> PROVIDED DATA:
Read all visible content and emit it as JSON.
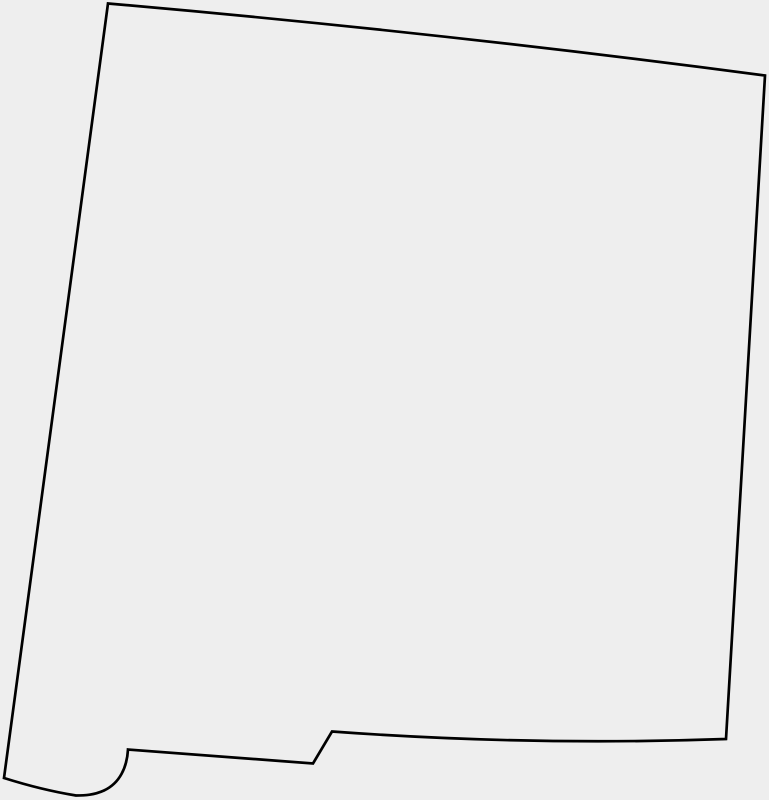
{
  "map": {
    "region": "New Mexico",
    "kind": "blank-state-outline-silhouette",
    "canvas": {
      "width": 769,
      "height": 800
    },
    "colors": {
      "background": "#eeeeee",
      "outline": "#000000",
      "fill": "none"
    },
    "outline_stroke_width": 2.7,
    "outline_path": "M 108 3.5 Q 436 32 765 75.5 L 726 739 Q 530 746 332 731.5 L 313 763.5 L 128 749.5 C 127 767 120 783 104 790.5 C 94 795 85 795.5 76 795.5 Q 42 790 4 778 Z"
  }
}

> PROBLEM TO SOLVE: Set the entries down again exactly. Do not include the images.

> EXPECTED ANSWER:
Read all visible content and emit it as JSON.
{
  "map": {
    "region": "New Mexico",
    "kind": "blank-state-outline-silhouette",
    "canvas": {
      "width": 769,
      "height": 800
    },
    "colors": {
      "background": "#eeeeee",
      "outline": "#000000",
      "fill": "none"
    },
    "outline_stroke_width": 2.7,
    "outline_path": "M 108 3.5 Q 436 32 765 75.5 L 726 739 Q 530 746 332 731.5 L 313 763.5 L 128 749.5 C 127 767 120 783 104 790.5 C 94 795 85 795.5 76 795.5 Q 42 790 4 778 Z"
  }
}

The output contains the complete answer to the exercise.